# PASSAGE TO READ
-------
Bug 1139709

Summary:	[SNAPSHOT] : Attaching another node to the cluster which has a lot of snapshots times out
Product:	[Red Hat Storage] Red Hat Gluster Storage	Reporter:	senaik
Component:	snapshot	Assignee:	Avra Sengupta <asengupt>
Status:	CLOSED DEFERRED	QA Contact:	storage-qa-internal <storage-qa-internal>
Severity:	high	Docs Contact:
Priority:	unspecified
Version:	rhgs-3.0	CC:	asengupt, nsathyan, rhs-bugs, ssaha, storage-qa-internal
Target Milestone:	---
Target Release:	---
Hardware:	Unspecified
OS:	Unspecified
Whiteboard:	SNAPSHOT
Fixed In Version:		Doc Type:	Bug Fix
Doc Text:		Story Points:	---
Clone Of:
Clones:	1179664 (view as bug list)		Environment:
Last Closed:	2016-01-29 13:49:31 UTC	Type:	Bug
Regression:	---	Mount Type:	---
Documentation:	---	CRM:
Verified Versions:		Category:	---
oVirt Team:	---	RHEL 7.3 requirements from Atomic Host:
Cloudforms Team:	---	Target Upstream Version:
Embargoed:
Bug Depends On:
Bug Blocks:	1179664

Description senaik 2014-09-09 13:38:38 UTC

Description of problem:
=======================
In a scenario where there are many snapshots taken on the volume and if another node is attached to the cluster, it takes a long time (times out) as all the snapshots have to be copied to the new node which is being attached to the cluster. User has to wait until all the snapshots are copied before gluster peer status shows the newly added node is in 'Peer in Cluster' state

Also as the cluster is scaled up, peer probe times out and returns with errno (-1)as the frame times out and the newly added node remains in the state: 'Sent and Received peer request (Connected)' 

Version-Release number of selected component (if applicable):
============================================================
glusterfs 3.6.0.28

How reproducible:
================
always


Steps to Reproduce:
==================
12 node cluster 
6x2 dist repl volume 

1.Fuse and NFS mount the volume and create some IO
2.Created ~170 snapshots 
3.Attach another node to cluster 

[root@dhcp-8-29-222 ~]# time gluster peer probe 10.8.30.26

real	2m0.095s
user	0m0.080s
sys	0m0.030s

gluster peer status shows the state of the node as 'Sent and Received peer request ' until all the snapshots are copied 

Hostname: 10.8.30.26
Uuid: 77d79c8d-c1b1-41a6-870b-3c51755cc285
State: Sent and Received peer request (Connected)
-------
# STATED TASK 1
Reproduce the portion of the bug report that begins at the words "gluster peer status shows the state" and stops after the words "State: Sent and Received peer request (Connected)".
# STATED TASK 2
Decide whether each statement agrees with the bug report, answering yes or no and quoting the words that settle it: (a) The reproduction steps used a 12 node cluster. (b) The problem could be reproduced only some of the time. (c) The bug's status is closed deferred.
Work only from the bug report.

# STORED RECORDS
-------
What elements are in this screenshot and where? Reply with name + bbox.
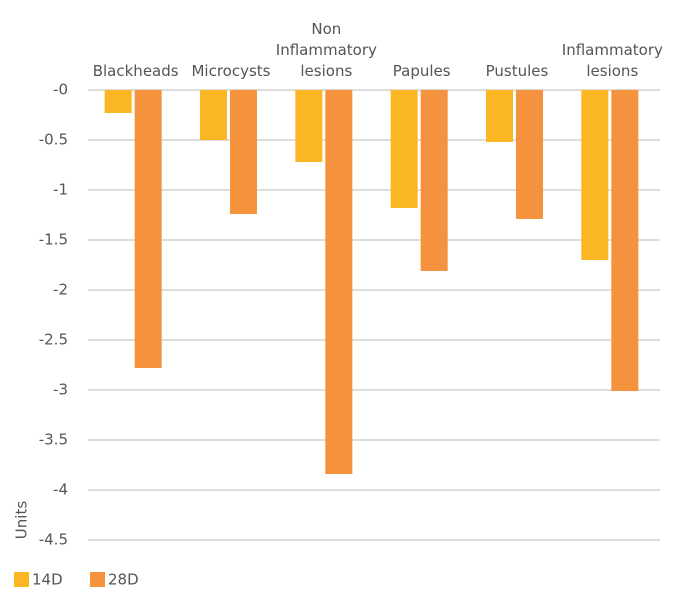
-------
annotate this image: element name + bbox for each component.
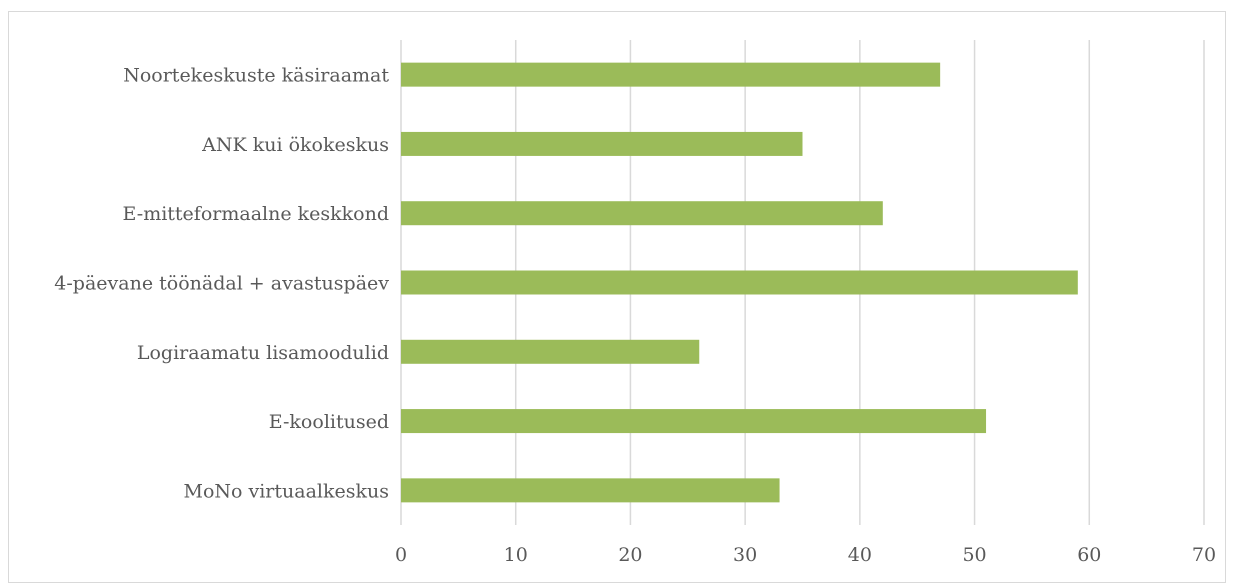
-------
# REPLY 1
gluster peer status shows the state of the node as 'Sent and Received peer request ' until all the snapshots are copied 

Hostname: 10.8.30.26
Uuid: 77d79c8d-c1b1-41a6-870b-3c51755cc285
State: Sent and Received peer request (Connected)

# REPLY 2
(a) Yes: "12 node cluster"
(b) No: "always"
(c) Yes: "CLOSED DEFERRED"